→ Work required: Retype the lines of the first block of items, from the line with "Where are 49" to the line with "bar <box>120 174 800 191</box>", including both of those lines.

Rows from a dataset
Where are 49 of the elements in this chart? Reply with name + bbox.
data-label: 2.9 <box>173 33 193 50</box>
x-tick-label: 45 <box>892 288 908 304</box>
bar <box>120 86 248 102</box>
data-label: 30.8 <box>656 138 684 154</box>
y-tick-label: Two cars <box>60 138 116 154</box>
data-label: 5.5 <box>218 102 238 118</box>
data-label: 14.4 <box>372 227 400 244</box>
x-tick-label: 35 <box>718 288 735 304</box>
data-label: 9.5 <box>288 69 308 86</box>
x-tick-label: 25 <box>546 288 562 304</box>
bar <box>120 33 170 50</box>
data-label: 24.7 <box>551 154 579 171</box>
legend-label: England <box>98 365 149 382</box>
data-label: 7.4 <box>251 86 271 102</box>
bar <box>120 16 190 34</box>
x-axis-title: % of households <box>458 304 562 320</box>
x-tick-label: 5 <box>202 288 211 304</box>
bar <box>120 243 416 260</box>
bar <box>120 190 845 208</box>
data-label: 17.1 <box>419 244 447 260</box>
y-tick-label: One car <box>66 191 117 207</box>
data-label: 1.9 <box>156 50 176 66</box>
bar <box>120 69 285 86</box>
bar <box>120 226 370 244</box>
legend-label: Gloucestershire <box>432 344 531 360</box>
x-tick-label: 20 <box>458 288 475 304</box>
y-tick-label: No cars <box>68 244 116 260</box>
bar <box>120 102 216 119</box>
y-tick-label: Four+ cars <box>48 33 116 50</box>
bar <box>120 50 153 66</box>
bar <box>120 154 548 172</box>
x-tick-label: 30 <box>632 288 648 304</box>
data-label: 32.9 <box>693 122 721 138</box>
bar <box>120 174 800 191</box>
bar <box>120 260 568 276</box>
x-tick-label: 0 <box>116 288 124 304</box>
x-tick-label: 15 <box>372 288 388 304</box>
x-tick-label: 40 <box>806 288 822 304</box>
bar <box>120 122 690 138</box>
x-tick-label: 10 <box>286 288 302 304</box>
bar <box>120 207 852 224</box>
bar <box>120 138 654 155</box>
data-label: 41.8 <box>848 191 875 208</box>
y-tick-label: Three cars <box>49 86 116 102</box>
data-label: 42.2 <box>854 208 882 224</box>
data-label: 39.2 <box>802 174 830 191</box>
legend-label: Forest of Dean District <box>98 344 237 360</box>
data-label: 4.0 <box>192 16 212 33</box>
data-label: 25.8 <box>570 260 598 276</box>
==
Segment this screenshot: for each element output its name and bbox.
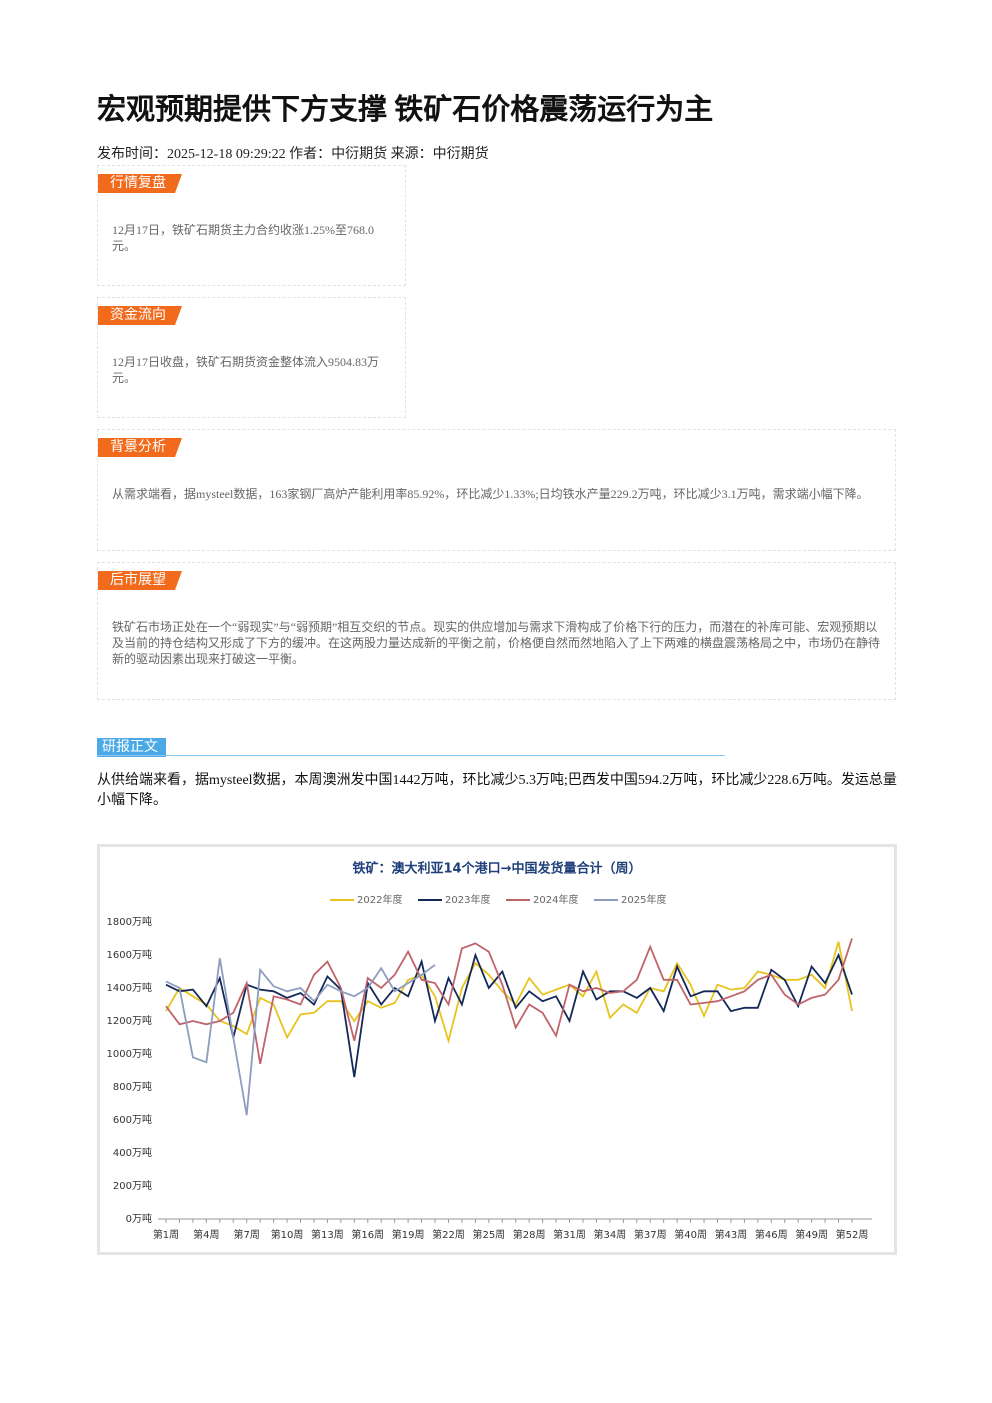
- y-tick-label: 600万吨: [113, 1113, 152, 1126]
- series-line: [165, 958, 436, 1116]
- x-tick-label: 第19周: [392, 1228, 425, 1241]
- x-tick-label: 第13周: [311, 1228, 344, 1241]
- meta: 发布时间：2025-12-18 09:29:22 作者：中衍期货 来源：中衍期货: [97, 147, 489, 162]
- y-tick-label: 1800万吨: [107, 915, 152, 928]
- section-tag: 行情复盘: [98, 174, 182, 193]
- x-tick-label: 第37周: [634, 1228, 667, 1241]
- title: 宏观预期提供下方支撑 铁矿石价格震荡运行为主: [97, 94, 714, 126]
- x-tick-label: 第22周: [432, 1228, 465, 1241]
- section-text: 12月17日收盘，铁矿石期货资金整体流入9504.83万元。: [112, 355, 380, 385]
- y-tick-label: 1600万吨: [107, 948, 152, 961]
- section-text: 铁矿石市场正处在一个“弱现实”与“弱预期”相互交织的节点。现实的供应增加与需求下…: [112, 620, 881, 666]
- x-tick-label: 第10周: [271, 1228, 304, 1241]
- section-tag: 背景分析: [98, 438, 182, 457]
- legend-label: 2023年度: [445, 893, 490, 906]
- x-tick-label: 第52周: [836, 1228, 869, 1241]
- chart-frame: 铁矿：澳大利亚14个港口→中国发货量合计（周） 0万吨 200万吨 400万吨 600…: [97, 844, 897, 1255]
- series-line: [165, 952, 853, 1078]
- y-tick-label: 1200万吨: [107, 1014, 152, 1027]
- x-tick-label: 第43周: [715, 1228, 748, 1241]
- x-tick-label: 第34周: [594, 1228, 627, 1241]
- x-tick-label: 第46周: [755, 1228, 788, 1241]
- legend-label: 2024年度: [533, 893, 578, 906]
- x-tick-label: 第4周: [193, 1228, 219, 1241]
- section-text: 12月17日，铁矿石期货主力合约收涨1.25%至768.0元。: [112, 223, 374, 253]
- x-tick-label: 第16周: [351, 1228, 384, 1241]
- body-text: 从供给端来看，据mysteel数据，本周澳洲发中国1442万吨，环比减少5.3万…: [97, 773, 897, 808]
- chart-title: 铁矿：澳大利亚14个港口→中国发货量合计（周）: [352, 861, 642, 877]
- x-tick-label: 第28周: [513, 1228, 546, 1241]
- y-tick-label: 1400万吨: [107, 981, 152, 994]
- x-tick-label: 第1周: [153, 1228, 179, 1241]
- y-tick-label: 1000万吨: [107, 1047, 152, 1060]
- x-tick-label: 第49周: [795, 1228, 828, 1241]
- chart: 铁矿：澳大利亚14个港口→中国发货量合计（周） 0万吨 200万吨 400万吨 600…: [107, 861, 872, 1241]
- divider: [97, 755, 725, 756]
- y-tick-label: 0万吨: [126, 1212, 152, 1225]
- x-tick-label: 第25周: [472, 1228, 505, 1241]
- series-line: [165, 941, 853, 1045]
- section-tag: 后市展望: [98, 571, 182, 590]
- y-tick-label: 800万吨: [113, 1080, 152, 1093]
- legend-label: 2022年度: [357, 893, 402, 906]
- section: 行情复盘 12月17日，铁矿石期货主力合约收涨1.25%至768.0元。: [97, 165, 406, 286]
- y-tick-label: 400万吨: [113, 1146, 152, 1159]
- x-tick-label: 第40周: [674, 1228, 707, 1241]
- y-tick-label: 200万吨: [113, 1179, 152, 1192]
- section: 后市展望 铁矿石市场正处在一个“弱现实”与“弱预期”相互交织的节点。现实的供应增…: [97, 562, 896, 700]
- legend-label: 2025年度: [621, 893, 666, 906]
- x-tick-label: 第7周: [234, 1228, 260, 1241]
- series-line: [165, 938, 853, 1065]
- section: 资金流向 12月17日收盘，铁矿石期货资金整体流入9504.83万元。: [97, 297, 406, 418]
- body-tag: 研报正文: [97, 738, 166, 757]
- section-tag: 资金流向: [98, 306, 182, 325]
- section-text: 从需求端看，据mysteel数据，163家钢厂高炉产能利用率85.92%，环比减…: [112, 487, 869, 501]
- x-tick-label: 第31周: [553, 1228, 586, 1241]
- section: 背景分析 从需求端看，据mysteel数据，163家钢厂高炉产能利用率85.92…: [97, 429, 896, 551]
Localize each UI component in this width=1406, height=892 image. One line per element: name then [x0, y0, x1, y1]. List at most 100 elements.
---
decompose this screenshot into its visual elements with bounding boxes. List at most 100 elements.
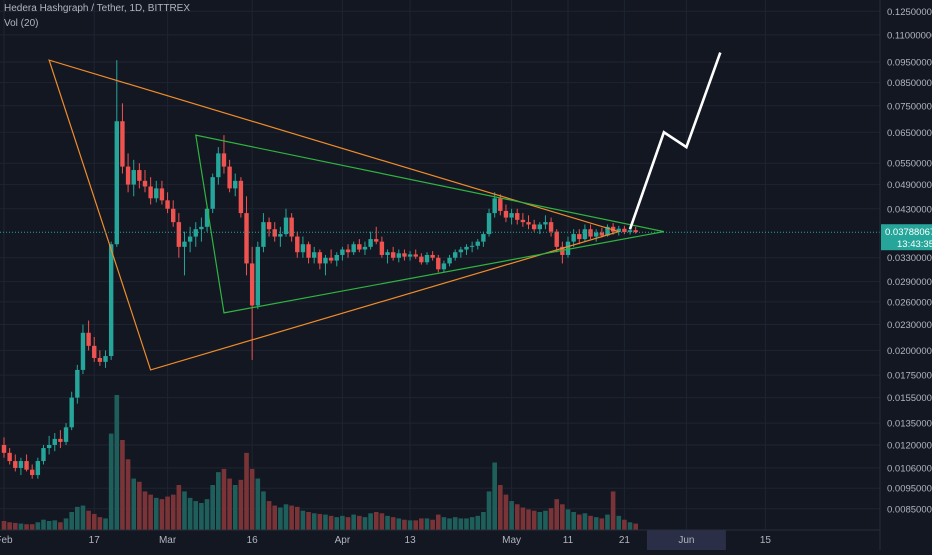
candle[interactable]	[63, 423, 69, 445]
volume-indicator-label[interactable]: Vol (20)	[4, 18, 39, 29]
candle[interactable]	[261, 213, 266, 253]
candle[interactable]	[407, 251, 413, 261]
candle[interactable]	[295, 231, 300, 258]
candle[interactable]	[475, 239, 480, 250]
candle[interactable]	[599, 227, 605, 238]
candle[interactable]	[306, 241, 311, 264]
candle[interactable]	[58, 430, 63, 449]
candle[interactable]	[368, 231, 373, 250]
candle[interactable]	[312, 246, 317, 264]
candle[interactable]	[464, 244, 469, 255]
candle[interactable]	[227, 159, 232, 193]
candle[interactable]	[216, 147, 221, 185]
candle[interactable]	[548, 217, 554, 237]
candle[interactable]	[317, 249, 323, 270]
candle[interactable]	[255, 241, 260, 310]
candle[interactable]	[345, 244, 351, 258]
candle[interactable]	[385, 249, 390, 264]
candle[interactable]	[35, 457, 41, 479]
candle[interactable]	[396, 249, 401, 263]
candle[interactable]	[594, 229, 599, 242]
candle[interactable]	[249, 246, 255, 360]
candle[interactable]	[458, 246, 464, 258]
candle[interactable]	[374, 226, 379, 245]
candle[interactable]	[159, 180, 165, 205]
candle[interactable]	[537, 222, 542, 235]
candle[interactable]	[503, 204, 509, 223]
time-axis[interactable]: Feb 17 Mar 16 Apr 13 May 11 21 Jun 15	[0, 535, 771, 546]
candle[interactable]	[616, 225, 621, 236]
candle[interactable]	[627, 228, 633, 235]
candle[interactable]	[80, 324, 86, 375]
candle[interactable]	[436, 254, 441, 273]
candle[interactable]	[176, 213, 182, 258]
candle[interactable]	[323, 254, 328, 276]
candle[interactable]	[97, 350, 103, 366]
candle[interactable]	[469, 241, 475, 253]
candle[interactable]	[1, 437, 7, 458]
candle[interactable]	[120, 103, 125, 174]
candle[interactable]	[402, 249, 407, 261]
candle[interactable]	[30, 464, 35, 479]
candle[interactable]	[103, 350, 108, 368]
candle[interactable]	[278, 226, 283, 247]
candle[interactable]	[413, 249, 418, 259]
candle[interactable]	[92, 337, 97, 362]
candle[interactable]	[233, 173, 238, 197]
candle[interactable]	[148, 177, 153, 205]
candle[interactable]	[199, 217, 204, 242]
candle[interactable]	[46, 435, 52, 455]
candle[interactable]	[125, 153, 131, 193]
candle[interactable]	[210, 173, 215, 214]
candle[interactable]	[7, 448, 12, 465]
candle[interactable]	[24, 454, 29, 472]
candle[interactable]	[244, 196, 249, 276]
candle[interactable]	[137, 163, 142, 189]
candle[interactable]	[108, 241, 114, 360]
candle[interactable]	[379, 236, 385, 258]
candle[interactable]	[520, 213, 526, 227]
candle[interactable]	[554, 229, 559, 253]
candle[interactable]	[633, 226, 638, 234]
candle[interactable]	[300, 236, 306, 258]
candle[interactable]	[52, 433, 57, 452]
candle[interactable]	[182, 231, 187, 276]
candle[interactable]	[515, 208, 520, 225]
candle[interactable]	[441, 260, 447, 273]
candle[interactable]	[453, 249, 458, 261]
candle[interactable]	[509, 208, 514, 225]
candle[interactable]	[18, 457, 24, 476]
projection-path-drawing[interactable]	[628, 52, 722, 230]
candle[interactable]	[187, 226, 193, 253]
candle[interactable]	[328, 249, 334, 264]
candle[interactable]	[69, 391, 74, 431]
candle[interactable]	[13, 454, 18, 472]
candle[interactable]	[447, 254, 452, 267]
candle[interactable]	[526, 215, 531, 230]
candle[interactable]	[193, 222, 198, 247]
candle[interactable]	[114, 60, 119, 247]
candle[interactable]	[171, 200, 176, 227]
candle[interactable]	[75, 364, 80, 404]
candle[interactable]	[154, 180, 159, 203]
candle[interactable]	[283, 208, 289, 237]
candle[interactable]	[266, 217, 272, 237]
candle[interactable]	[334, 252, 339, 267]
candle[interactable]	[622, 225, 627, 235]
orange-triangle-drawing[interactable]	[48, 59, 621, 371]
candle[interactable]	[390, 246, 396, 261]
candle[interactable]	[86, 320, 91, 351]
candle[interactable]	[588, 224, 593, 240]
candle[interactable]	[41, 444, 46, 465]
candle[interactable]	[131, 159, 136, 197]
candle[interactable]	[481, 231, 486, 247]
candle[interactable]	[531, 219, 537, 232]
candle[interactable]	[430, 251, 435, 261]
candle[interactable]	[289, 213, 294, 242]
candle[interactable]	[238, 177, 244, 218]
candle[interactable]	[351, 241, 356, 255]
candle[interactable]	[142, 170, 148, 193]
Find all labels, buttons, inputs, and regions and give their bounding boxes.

→ Answer for the task:
Where are 49 of the elements in this chart? Reply with name + bbox.
data-label: 2.9 <box>173 33 193 50</box>
x-tick-label: 45 <box>892 288 908 304</box>
bar <box>120 86 248 102</box>
data-label: 30.8 <box>656 138 684 154</box>
y-tick-label: Two cars <box>60 138 116 154</box>
data-label: 5.5 <box>218 102 238 118</box>
data-label: 14.4 <box>372 227 400 244</box>
x-tick-label: 35 <box>718 288 735 304</box>
data-label: 9.5 <box>288 69 308 86</box>
x-tick-label: 25 <box>546 288 562 304</box>
bar <box>120 33 170 50</box>
data-label: 24.7 <box>551 154 579 171</box>
legend-label: England <box>98 365 149 382</box>
data-label: 7.4 <box>251 86 271 102</box>
bar <box>120 16 190 34</box>
x-axis-title: % of households <box>458 304 562 320</box>
x-tick-label: 5 <box>202 288 211 304</box>
bar <box>120 243 416 260</box>
bar <box>120 190 845 208</box>
data-label: 17.1 <box>419 244 447 260</box>
y-tick-label: One car <box>66 191 117 207</box>
data-label: 1.9 <box>156 50 176 66</box>
bar <box>120 69 285 86</box>
bar <box>120 226 370 244</box>
legend-label: Gloucestershire <box>432 344 531 360</box>
x-tick-label: 20 <box>458 288 475 304</box>
y-tick-label: No cars <box>68 244 116 260</box>
bar <box>120 102 216 119</box>
y-tick-label: Four+ cars <box>48 33 116 50</box>
bar <box>120 50 153 66</box>
bar <box>120 154 548 172</box>
x-tick-label: 30 <box>632 288 648 304</box>
data-label: 32.9 <box>693 122 721 138</box>
bar <box>120 174 800 191</box>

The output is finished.